**THE INPUT**.
————————

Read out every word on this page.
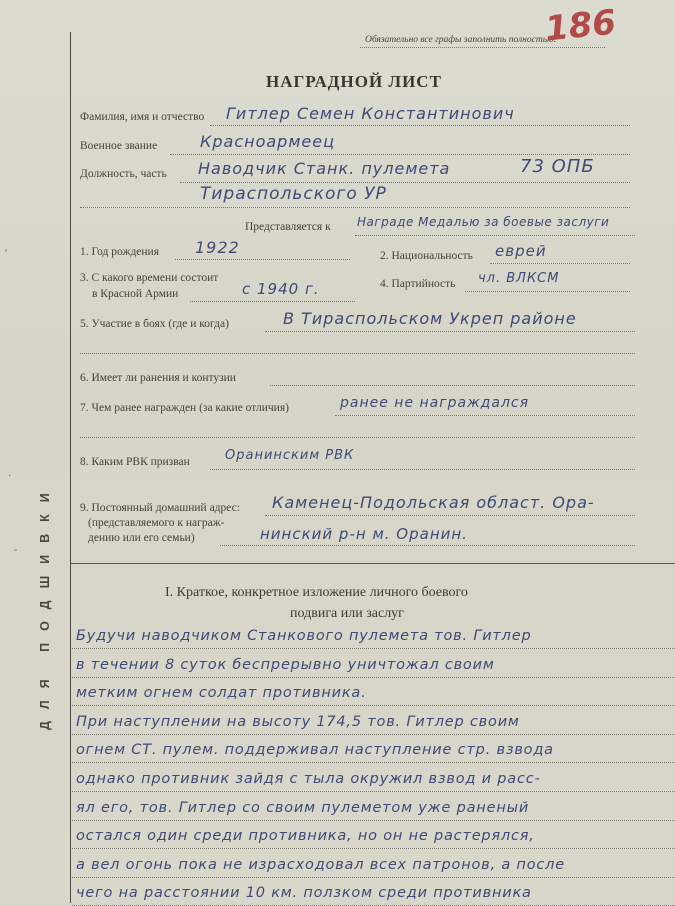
ДЛЯ ПОДШИВКИ
‘
·
-
Обязательно все графы заполнить полностью.
186
НАГРАДНОЙ ЛИСТ
Фамилия, имя и отчество Гитлер Семен Константинович
Военное звание	Красноармеец
Должность, часть Наводчик Станк. пулемета	73 ОПБ
Тираспольского УР
Представляется к Награде Медалью за боевые заслуги
1. Год рождения 1922	2. Национальность еврей
3. С какого времени состоит
в Красной Армии	с 1940 г.	4. Партийность чл. ВЛКСМ
5. Участие в боях (где и когда)	В Тираспольском Укреп районе
6. Имеет ли ранения и контузии
7. Чем ранее награжден (за какие отличия)	ранее не награждался
8. Каким РВК призван	Оранинским РВК
9. Постоянный домашний адрес:
(представляемого к награж-
дению или его семьи)
Каменец-Подольская област. Ора-
нинский р-н м. Оранин.
I. Краткое, конкретное изложение личного боевого
подвига или заслуг
Будучи наводчиком Станкового пулемета тов. Гитлер
в течении 8 суток беспрерывно уничтожал своим
метким огнем солдат противника.
При наступлении на высоту 174,5 тов. Гитлер своим
огнем СТ. пулем. поддерживал наступление стр. взвода
однако противник зайдя с тыла окружил взвод и расс-
ял его, тов. Гитлер со своим пулеметом уже раненый
остался один среди противника, но он не растерялся,
а вел огонь пока не израсходовал всех патронов, а после
чего на расстоянии 10 км. ползком среди противника
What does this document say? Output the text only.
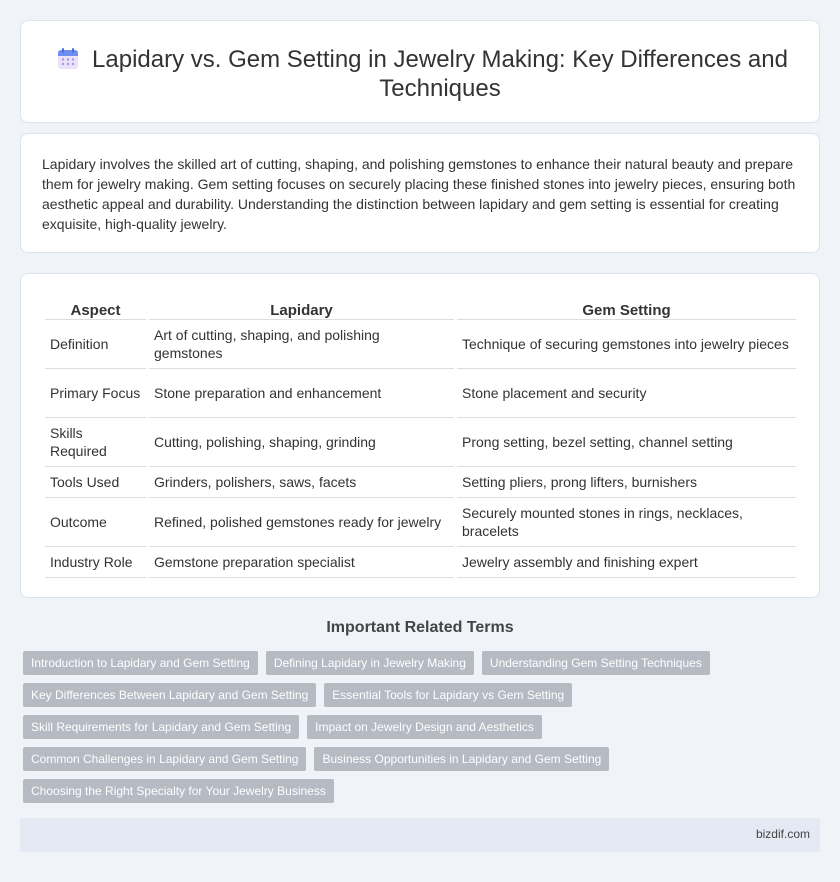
Lapidary vs. Gem Setting in Jewelry Making: Key Differences and Techniques

Lapidary involves the skilled art of cutting, shaping, and polishing gemstones to enhance their natural beauty and prepare them for jewelry making. Gem setting focuses on securely placing these finished stones into jewelry pieces, ensuring both aesthetic appeal and durability. Understanding the distinction between lapidary and gem setting is essential for creating exquisite, high-quality jewelry.

Aspect	Lapidary	Gem Setting
Definition	Art of cutting, shaping, and polishing gemstones	Technique of securing gemstones into jewelry pieces
Primary Focus	Stone preparation and enhancement	Stone placement and security
Skills Required	Cutting, polishing, shaping, grinding	Prong setting, bezel setting, channel setting
Tools Used	Grinders, polishers, saws, facets	Setting pliers, prong lifters, burnishers
Outcome	Refined, polished gemstones ready for jewelry	Securely mounted stones in rings, necklaces, bracelets
Industry Role	Gemstone preparation specialist	Jewelry assembly and finishing expert
Important Related Terms
Introduction to Lapidary and Gem Setting	Defining Lapidary in Jewelry Making	Understanding Gem Setting Techniques
Key Differences Between Lapidary and Gem Setting	Essential Tools for Lapidary vs Gem Setting
Skill Requirements for Lapidary and Gem Setting	Impact on Jewelry Design and Aesthetics
Common Challenges in Lapidary and Gem Setting	Business Opportunities in Lapidary and Gem Setting
Choosing the Right Specialty for Your Jewelry Business
bizdif.com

————————

**EXERCISE**.
None of the pictures should appear; repeat the records exactly otherwise.

**EXERCISE RESPONSE**.
Read out every word on this page.
ДЛЯ ПОДШИВКИ
‘
·
-
Обязательно все графы заполнить полностью.
186
НАГРАДНОЙ ЛИСТ
Фамилия, имя и отчество Гитлер Семен Константинович
Военное звание	Красноармеец
Должность, часть Наводчик Станк. пулемета	73 ОПБ
Тираспольского УР
Представляется к Награде Медалью за боевые заслуги
1. Год рождения 1922	2. Национальность еврей
3. С какого времени состоит
в Красной Армии	с 1940 г.	4. Партийность чл. ВЛКСМ
5. Участие в боях (где и когда)	В Тираспольском Укреп районе
6. Имеет ли ранения и контузии
7. Чем ранее награжден (за какие отличия)	ранее не награждался
8. Каким РВК призван	Оранинским РВК
9. Постоянный домашний адрес:
(представляемого к награж-
дению или его семьи)
Каменец-Подольская област. Ора-
нинский р-н м. Оранин.
I. Краткое, конкретное изложение личного боевого
подвига или заслуг
Будучи наводчиком Станкового пулемета тов. Гитлер
в течении 8 суток беспрерывно уничтожал своим
метким огнем солдат противника.
При наступлении на высоту 174,5 тов. Гитлер своим
огнем СТ. пулем. поддерживал наступление стр. взвода
однако противник зайдя с тыла окружил взвод и расс-
ял его, тов. Гитлер со своим пулеметом уже раненый
остался один среди противника, но он не растерялся,
а вел огонь пока не израсходовал всех патронов, а после
чего на расстоянии 10 км. ползком среди противника
What does this document say? Output the text only.
Lapidary vs. Gem Setting in Jewelry Making: Key Differences and Techniques

Lapidary involves the skilled art of cutting, shaping, and polishing gemstones to enhance their natural beauty and prepare them for jewelry making. Gem setting focuses on securely placing these finished stones into jewelry pieces, ensuring both aesthetic appeal and durability. Understanding the distinction between lapidary and gem setting is essential for creating exquisite, high-quality jewelry.

Aspect	Lapidary	Gem Setting
Definition	Art of cutting, shaping, and polishing gemstones	Technique of securing gemstones into jewelry pieces
Primary Focus	Stone preparation and enhancement	Stone placement and security
Skills Required	Cutting, polishing, shaping, grinding	Prong setting, bezel setting, channel setting
Tools Used	Grinders, polishers, saws, facets	Setting pliers, prong lifters, burnishers
Outcome	Refined, polished gemstones ready for jewelry	Securely mounted stones in rings, necklaces, bracelets
Industry Role	Gemstone preparation specialist	Jewelry assembly and finishing expert
Important Related Terms
Introduction to Lapidary and Gem Setting	Defining Lapidary in Jewelry Making	Understanding Gem Setting Techniques
Key Differences Between Lapidary and Gem Setting	Essential Tools for Lapidary vs Gem Setting
Skill Requirements for Lapidary and Gem Setting	Impact on Jewelry Design and Aesthetics
Common Challenges in Lapidary and Gem Setting	Business Opportunities in Lapidary and Gem Setting
Choosing the Right Specialty for Your Jewelry Business
bizdif.com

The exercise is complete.